### [TASK GOAL]
Reproduce every line of the material, swapping each "item-name" for "item-title" and leaving everything else as it stands.

(Extracted records)
-------
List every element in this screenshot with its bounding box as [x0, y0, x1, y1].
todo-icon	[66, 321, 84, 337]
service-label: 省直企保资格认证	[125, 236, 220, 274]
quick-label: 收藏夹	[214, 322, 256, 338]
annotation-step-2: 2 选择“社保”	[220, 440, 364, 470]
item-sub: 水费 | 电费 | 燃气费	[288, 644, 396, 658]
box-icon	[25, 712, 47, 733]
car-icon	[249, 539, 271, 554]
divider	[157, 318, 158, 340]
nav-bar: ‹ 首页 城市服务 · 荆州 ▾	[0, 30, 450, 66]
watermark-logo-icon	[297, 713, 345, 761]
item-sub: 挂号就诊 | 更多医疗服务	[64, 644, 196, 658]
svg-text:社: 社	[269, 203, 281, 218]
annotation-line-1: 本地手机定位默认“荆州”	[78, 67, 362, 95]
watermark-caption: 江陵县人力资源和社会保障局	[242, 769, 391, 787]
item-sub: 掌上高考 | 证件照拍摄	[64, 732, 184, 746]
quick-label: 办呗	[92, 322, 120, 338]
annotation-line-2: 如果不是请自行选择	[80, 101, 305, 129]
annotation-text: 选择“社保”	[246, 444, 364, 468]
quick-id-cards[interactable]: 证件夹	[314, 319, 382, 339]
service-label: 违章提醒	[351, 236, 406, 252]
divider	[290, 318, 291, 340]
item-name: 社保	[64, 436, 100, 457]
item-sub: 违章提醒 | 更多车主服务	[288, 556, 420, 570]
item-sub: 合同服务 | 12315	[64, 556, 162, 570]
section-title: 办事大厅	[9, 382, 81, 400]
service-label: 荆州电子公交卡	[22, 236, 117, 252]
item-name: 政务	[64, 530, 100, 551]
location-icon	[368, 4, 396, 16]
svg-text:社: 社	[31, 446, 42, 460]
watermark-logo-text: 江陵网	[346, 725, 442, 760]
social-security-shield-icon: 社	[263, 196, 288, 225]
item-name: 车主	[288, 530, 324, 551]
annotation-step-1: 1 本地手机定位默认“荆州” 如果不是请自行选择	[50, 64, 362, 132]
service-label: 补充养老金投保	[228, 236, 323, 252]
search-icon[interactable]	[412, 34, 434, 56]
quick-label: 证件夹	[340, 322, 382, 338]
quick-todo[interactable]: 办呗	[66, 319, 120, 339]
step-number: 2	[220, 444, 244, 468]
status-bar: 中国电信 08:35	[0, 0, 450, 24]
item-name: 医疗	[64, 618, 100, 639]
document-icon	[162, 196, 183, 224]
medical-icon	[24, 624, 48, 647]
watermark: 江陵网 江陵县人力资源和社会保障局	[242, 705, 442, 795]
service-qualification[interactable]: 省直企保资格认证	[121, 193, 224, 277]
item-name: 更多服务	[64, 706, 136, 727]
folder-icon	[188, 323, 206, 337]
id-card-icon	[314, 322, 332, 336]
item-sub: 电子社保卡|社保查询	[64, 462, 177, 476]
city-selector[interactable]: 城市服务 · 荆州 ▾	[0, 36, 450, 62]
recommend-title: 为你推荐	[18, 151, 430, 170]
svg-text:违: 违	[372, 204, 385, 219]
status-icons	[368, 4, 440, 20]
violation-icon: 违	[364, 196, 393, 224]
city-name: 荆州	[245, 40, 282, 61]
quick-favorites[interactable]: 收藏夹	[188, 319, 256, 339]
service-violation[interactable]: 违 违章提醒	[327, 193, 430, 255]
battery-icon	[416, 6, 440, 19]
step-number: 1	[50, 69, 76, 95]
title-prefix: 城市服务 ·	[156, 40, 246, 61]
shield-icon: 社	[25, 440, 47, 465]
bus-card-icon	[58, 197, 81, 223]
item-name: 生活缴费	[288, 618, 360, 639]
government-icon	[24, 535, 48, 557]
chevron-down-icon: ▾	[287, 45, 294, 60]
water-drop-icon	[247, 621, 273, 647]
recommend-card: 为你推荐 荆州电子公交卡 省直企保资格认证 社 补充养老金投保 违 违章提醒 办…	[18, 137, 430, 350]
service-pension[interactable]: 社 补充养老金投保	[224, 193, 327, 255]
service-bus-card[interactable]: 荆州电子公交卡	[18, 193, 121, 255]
-------
### [SOLVED EXERCISE]
List every element in this screenshot with its bounding box as [x0, y0, x1, y1].
todo-icon	[66, 321, 84, 337]
service-label: 省直企保资格认证	[125, 236, 220, 274]
quick-label: 收藏夹	[214, 322, 256, 338]
annotation-step-2: 2 选择“社保”	[220, 440, 364, 470]
item-sub: 水费 | 电费 | 燃气费	[288, 644, 396, 658]
box-icon	[25, 712, 47, 733]
car-icon	[249, 539, 271, 554]
divider	[157, 318, 158, 340]
nav-bar: ‹ 首页 城市服务 · 荆州 ▾	[0, 30, 450, 66]
watermark-logo-icon	[297, 713, 345, 761]
item-sub: 挂号就诊 | 更多医疗服务	[64, 644, 196, 658]
svg-text:社: 社	[269, 203, 281, 218]
annotation-line-1: 本地手机定位默认“荆州”	[78, 67, 362, 95]
watermark-caption: 江陵县人力资源和社会保障局	[242, 769, 391, 787]
item-sub: 掌上高考 | 证件照拍摄	[64, 732, 184, 746]
quick-label: 办呗	[92, 322, 120, 338]
annotation-line-2: 如果不是请自行选择	[80, 101, 305, 129]
annotation-text: 选择“社保”	[246, 444, 364, 468]
quick-id-cards[interactable]: 证件夹	[314, 319, 382, 339]
service-label: 违章提醒	[351, 236, 406, 252]
divider	[290, 318, 291, 340]
item-title: 社保	[64, 436, 100, 457]
item-sub: 违章提醒 | 更多车主服务	[288, 556, 420, 570]
item-sub: 合同服务 | 12315	[64, 556, 162, 570]
section-title: 办事大厅	[9, 382, 81, 400]
service-label: 荆州电子公交卡	[22, 236, 117, 252]
item-title: 政务	[64, 530, 100, 551]
location-icon	[368, 4, 396, 16]
svg-text:社: 社	[31, 446, 42, 460]
watermark-logo-text: 江陵网	[346, 725, 442, 760]
social-security-shield-icon: 社	[263, 196, 288, 225]
item-title: 车主	[288, 530, 324, 551]
annotation-step-1: 1 本地手机定位默认“荆州” 如果不是请自行选择	[50, 64, 362, 132]
service-label: 补充养老金投保	[228, 236, 323, 252]
search-icon[interactable]	[412, 34, 434, 56]
quick-label: 证件夹	[340, 322, 382, 338]
quick-todo[interactable]: 办呗	[66, 319, 120, 339]
step-number: 2	[220, 444, 244, 468]
status-bar: 中国电信 08:35	[0, 0, 450, 24]
item-title: 医疗	[64, 618, 100, 639]
document-icon	[162, 196, 183, 224]
medical-icon	[24, 624, 48, 647]
watermark: 江陵网 江陵县人力资源和社会保障局	[242, 705, 442, 795]
service-qualification[interactable]: 省直企保资格认证	[121, 193, 224, 277]
item-title: 更多服务	[64, 706, 136, 727]
folder-icon	[188, 323, 206, 337]
id-card-icon	[314, 322, 332, 336]
item-sub: 电子社保卡|社保查询	[64, 462, 177, 476]
city-selector[interactable]: 城市服务 · 荆州 ▾	[0, 36, 450, 62]
recommend-title: 为你推荐	[18, 151, 430, 170]
svg-text:违: 违	[372, 204, 385, 219]
status-icons	[368, 4, 440, 20]
violation-icon: 违	[364, 196, 393, 224]
city-name: 荆州	[245, 40, 282, 61]
quick-favorites[interactable]: 收藏夹	[188, 319, 256, 339]
service-violation[interactable]: 违 违章提醒	[327, 193, 430, 255]
battery-icon	[416, 6, 440, 19]
step-number: 1	[50, 69, 76, 95]
title-prefix: 城市服务 ·	[156, 40, 246, 61]
shield-icon: 社	[25, 440, 47, 465]
bus-card-icon	[58, 197, 81, 223]
item-title: 生活缴费	[288, 618, 360, 639]
government-icon	[24, 535, 48, 557]
chevron-down-icon: ▾	[287, 45, 294, 60]
water-drop-icon	[247, 621, 273, 647]
recommend-card: 为你推荐 荆州电子公交卡 省直企保资格认证 社 补充养老金投保 违 违章提醒 办…	[18, 137, 430, 350]
service-pension[interactable]: 社 补充养老金投保	[224, 193, 327, 255]
service-bus-card[interactable]: 荆州电子公交卡	[18, 193, 121, 255]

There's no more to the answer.